----- Texto fornecido

Comida, vinho e Cante. O Vinho na Vila fez-se em Vila Alva! 

Para lá do Dia de São Martinho, pôs-se o vinho de vários cantos do país nas adegas desta aldeia do Alentejo, onde dois chefs fizeram justiça ao património gastronómico da região.
Mesa posta na Adega XXVI Talhas para os “Chefs na Vila”

Pelo segundo ano consecutivo, a organização do Vinho na Vila, em Vila Alva, no concelho de Cuba, distrito de Beja, esteve nas mãos de Luís Gradissímo, rosto do Enóphilo e gastrónomo, para quem o vinho e a comida são indissociáveis. “O melhor palco que podemos dar ao vinho é a mesa”, daí que a comida “surja naturalmente” neste festival. A mesma opinião é partilhada por Daniel Parreira, um dos mentores deste evento (juntamente com a irmã, Alda Parreira, e os amigos Ricardo Santos e Samuel Pernicha), para quem, com boas harmonizações, o vinho também eleva o sabor dos pratos.”

Anfitrião da primeira noite do Vinho na Vila, a par com Alda Parreira, e a mãe, Genoveva Santos, Daniel Parreira abriu as portas da Adega XXVI Talhas, para receber os “Chefs na Vila”. Uma estreia do Vinho na Vila, “porque quisemos reforçar a questão da gastronomia”, diz-nos Luís Gradíssimo. “O grande objectivo foi proporcionar mais uma experiência a quem visita Vila Alva e a região no fim-de-semana do evento. Achamos que trazendo chefs de renome do panorama nacional conseguimos aliar a cozinha de topo ao ambiente típico de uma adega de talhas, casando tudo com harmonização de vinhos em todos os momentos da refeição e ao som do inevitável Cante alentejano. Reunimos assim todos os ingredientes para um jantar singular e com um ambiente em grande”, acrescenta Daniel Parreira.

----------
----- Entradas fornecidas

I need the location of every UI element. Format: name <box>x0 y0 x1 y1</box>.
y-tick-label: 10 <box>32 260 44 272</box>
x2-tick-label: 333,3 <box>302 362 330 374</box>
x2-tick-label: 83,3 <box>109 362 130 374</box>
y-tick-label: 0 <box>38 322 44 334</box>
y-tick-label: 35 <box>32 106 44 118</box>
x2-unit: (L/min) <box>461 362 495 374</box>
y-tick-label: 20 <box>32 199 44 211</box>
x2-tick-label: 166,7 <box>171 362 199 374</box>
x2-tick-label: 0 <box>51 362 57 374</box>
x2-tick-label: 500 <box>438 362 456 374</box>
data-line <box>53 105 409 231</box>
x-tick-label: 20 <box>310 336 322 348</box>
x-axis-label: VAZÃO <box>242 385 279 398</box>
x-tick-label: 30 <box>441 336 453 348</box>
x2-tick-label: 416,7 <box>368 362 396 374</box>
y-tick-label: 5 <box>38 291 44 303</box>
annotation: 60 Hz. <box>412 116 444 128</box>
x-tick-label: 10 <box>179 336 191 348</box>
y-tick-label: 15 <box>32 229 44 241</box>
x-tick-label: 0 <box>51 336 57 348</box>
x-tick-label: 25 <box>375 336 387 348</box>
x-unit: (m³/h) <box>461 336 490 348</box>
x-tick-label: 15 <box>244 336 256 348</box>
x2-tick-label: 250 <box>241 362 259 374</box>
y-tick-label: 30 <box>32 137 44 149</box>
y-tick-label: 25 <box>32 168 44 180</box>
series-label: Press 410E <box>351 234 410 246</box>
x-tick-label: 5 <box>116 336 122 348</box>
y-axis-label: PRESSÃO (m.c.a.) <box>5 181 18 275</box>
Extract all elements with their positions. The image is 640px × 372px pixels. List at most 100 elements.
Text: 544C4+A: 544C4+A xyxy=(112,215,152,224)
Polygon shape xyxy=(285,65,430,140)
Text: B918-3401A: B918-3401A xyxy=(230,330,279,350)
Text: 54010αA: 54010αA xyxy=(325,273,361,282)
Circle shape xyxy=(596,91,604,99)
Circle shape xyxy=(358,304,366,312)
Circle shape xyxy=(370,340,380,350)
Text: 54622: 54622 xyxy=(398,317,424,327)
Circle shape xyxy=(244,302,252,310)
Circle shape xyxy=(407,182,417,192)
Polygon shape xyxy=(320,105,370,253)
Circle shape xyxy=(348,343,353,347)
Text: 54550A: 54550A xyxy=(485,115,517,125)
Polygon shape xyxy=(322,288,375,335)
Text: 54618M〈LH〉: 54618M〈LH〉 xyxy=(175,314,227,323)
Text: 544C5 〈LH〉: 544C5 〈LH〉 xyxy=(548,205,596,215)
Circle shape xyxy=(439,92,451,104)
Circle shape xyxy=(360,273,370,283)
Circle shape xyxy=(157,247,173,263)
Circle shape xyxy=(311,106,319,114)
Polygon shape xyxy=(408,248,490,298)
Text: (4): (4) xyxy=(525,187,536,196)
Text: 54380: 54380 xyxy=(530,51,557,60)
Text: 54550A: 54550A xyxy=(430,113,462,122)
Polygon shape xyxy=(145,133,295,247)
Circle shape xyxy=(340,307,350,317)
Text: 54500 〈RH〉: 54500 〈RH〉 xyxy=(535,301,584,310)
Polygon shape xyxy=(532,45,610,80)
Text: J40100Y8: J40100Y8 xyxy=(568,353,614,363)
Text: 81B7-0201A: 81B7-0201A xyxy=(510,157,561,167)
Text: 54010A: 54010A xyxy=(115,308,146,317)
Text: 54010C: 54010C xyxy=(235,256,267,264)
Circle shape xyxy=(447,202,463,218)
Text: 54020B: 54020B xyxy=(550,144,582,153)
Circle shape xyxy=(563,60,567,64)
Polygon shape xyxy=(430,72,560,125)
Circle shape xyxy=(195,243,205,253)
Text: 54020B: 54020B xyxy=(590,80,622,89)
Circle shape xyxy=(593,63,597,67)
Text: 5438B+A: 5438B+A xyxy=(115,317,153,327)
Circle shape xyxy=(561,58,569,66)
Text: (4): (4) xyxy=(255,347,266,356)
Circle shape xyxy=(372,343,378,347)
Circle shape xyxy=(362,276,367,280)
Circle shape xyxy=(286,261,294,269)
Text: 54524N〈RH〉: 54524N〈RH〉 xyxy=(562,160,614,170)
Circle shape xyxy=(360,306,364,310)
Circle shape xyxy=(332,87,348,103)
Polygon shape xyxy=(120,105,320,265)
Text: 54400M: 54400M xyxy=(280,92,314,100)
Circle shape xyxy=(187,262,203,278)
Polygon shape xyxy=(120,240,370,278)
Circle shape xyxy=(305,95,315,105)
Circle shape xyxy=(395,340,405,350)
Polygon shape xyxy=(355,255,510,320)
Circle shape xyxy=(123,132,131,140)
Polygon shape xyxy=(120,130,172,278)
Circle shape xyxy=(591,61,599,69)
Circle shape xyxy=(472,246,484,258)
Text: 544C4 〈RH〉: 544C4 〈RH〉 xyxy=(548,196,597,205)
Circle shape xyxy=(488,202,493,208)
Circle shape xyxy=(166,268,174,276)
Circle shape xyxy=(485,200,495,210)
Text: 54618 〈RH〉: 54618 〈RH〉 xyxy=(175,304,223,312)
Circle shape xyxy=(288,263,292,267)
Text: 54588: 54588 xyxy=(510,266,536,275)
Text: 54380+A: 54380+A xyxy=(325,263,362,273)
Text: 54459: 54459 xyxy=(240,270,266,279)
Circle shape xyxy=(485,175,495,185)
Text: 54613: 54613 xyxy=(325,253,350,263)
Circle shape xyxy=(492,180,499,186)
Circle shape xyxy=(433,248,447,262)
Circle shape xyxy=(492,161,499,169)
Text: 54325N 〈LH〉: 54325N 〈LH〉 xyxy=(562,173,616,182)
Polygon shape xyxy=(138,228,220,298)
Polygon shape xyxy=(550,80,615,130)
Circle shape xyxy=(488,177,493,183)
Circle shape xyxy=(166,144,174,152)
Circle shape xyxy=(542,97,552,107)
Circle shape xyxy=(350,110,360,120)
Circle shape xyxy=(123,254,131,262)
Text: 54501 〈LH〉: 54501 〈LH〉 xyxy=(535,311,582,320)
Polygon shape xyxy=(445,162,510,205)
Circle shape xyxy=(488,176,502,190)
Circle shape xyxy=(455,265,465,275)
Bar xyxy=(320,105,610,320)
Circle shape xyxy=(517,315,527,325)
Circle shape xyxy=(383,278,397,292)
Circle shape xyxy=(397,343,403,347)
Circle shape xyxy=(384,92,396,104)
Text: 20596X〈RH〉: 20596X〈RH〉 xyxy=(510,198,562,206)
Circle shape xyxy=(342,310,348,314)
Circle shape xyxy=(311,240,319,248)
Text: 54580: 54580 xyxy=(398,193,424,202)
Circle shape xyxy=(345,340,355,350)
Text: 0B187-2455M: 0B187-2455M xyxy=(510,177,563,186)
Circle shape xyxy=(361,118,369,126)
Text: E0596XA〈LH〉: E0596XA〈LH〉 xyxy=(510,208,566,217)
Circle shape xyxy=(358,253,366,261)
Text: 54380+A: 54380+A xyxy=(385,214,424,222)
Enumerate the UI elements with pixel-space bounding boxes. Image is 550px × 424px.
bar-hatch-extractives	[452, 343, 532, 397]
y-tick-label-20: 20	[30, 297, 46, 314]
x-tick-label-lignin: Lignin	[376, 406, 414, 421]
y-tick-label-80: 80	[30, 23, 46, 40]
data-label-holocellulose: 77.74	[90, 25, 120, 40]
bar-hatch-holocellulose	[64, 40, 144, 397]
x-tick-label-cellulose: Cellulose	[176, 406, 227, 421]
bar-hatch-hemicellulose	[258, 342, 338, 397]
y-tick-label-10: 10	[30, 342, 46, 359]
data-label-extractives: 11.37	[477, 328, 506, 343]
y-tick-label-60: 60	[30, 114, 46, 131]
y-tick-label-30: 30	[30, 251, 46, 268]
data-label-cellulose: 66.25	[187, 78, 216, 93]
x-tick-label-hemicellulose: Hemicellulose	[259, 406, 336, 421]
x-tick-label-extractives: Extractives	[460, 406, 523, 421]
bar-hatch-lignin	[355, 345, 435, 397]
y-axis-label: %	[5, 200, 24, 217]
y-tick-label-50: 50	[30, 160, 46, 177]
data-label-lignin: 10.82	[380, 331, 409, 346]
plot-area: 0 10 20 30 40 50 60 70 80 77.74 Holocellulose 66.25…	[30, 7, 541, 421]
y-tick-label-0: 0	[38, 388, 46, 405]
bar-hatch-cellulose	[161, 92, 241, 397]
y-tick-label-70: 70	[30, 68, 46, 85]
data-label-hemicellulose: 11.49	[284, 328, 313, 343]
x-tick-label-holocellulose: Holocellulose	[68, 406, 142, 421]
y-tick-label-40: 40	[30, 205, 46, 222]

----------

Instruções: Reproduza na íntegra, sem qualquer alteração, o texto sobre o festival Vinho na Vila, em Vila Alva. A listagem provém de outra fonte.

Resolução:
Comida, vinho e Cante. O Vinho na Vila fez-se em Vila Alva! 

Para lá do Dia de São Martinho, pôs-se o vinho de vários cantos do país nas adegas desta aldeia do Alentejo, onde dois chefs fizeram justiça ao património gastronómico da região.
Mesa posta na Adega XXVI Talhas para os “Chefs na Vila”

Pelo segundo ano consecutivo, a organização do Vinho na Vila, em Vila Alva, no concelho de Cuba, distrito de Beja, esteve nas mãos de Luís Gradissímo, rosto do Enóphilo e gastrónomo, para quem o vinho e a comida são indissociáveis. “O melhor palco que podemos dar ao vinho é a mesa”, daí que a comida “surja naturalmente” neste festival. A mesma opinião é partilhada por Daniel Parreira, um dos mentores deste evento (juntamente com a irmã, Alda Parreira, e os amigos Ricardo Santos e Samuel Pernicha), para quem, com boas harmonizações, o vinho também eleva o sabor dos pratos.”

Anfitrião da primeira noite do Vinho na Vila, a par com Alda Parreira, e a mãe, Genoveva Santos, Daniel Parreira abriu as portas da Adega XXVI Talhas, para receber os “Chefs na Vila”. Uma estreia do Vinho na Vila, “porque quisemos reforçar a questão da gastronomia”, diz-nos Luís Gradíssimo. “O grande objectivo foi proporcionar mais uma experiência a quem visita Vila Alva e a região no fim-de-semana do evento. Achamos que trazendo chefs de renome do panorama nacional conseguimos aliar a cozinha de topo ao ambiente típico de uma adega de talhas, casando tudo com harmonização de vinhos em todos os momentos da refeição e ao som do inevitável Cante alentejano. Reunimos assim todos os ingredientes para um jantar singular e com um ambiente em grande”, acrescenta Daniel Parreira.